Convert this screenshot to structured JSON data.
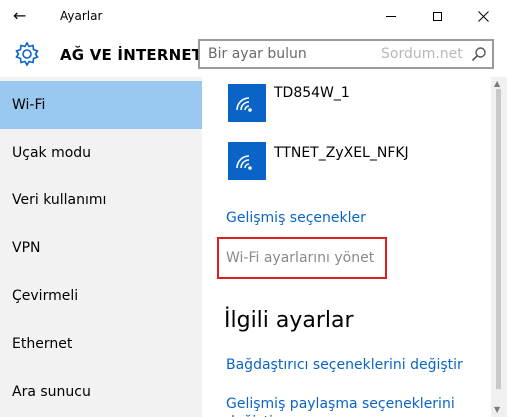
{
  "window": {
    "title": "Ayarlar"
  },
  "header": {
    "title": "AĞ VE İNTERNET",
    "search_placeholder": "Bir ayar bulun",
    "watermark": "Sordum.net"
  },
  "sidebar": {
    "items": [
      {
        "label": "Wi-Fi",
        "active": true
      },
      {
        "label": "Uçak modu",
        "active": false
      },
      {
        "label": "Veri kullanımı",
        "active": false
      },
      {
        "label": "VPN",
        "active": false
      },
      {
        "label": "Çevirmeli",
        "active": false
      },
      {
        "label": "Ethernet",
        "active": false
      },
      {
        "label": "Ara sunucu",
        "active": false
      }
    ]
  },
  "networks": [
    {
      "name": "TD854W_1"
    },
    {
      "name": "TTNET_ZyXEL_NFKJ"
    }
  ],
  "main": {
    "advanced_link": "Gelişmiş seçenekler",
    "manage_wifi": "Wi-Fi ayarlarını yönet",
    "related_heading": "İlgili ayarlar",
    "related_links": [
      "Bağdaştırıcı seçeneklerini değiştir",
      "Gelişmiş paylaşma seçeneklerini değiştir"
    ]
  },
  "colors": {
    "accent": "#0a64c8",
    "active_nav": "#99c8f0",
    "highlight_box": "#e02020"
  }
}
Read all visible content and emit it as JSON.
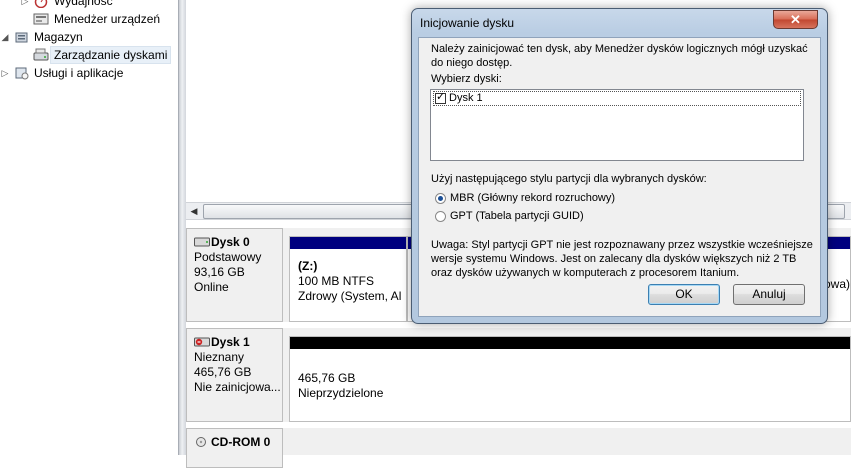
{
  "tree": {
    "items": [
      {
        "label": "Wydajność",
        "level": 2
      },
      {
        "label": "Menedżer urządzeń",
        "level": 2
      },
      {
        "label": "Magazyn",
        "level": 1,
        "expanded": true
      },
      {
        "label": "Zarządzanie dyskami",
        "level": 2,
        "selected": true
      },
      {
        "label": "Usługi i aplikacje",
        "level": 1,
        "expanded": false
      }
    ]
  },
  "disks": [
    {
      "title": "Dysk 0",
      "type": "Podstawowy",
      "size": "93,16 GB",
      "status": "Online",
      "volume": {
        "name": "(Z:)",
        "detail": "100 MB NTFS",
        "health": "Zdrowy (System, Al"
      },
      "overflow_text": "owa)"
    },
    {
      "title": "Dysk 1",
      "type": "Nieznany",
      "size": "465,76 GB",
      "status": "Nie zainicjowa...",
      "volume": {
        "size": "465,76 GB",
        "state": "Nieprzydzielone"
      }
    },
    {
      "title": "CD-ROM 0"
    }
  ],
  "dialog": {
    "title": "Inicjowanie dysku",
    "close_label": "✕",
    "intro_line1": "Należy zainicjować ten dysk, aby Menedżer dysków logicznych mógł uzyskać",
    "intro_line2": "do niego dostęp.",
    "select_label": "Wybierz dyski:",
    "disk_item": "Dysk 1",
    "style_label": "Użyj następującego stylu partycji dla wybranych dysków:",
    "mbr_label": "MBR (Główny rekord rozruchowy)",
    "gpt_label": "GPT (Tabela partycji GUID)",
    "note_line1": "Uwaga: Styl partycji GPT nie jest rozpoznawany przez wszystkie wcześniejsze",
    "note_line2": "wersje systemu Windows. Jest on zalecany dla dysków większych niż 2 TB",
    "note_line3": "oraz dysków używanych w komputerach z procesorem Itanium.",
    "ok_label": "OK",
    "cancel_label": "Anuluj",
    "selected_style": "MBR"
  },
  "colors": {
    "primary_partition": "#00007f",
    "unallocated": "#000000",
    "dialog_frame": "#b9cde3"
  }
}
--------------------
* [What you have to do]
Scan the material above for the word "JSON". Copy each line where it occurs.

* [Worked answer]
Convert this screenshot to structured JSON data.
Read all visible content and emit it as JSON.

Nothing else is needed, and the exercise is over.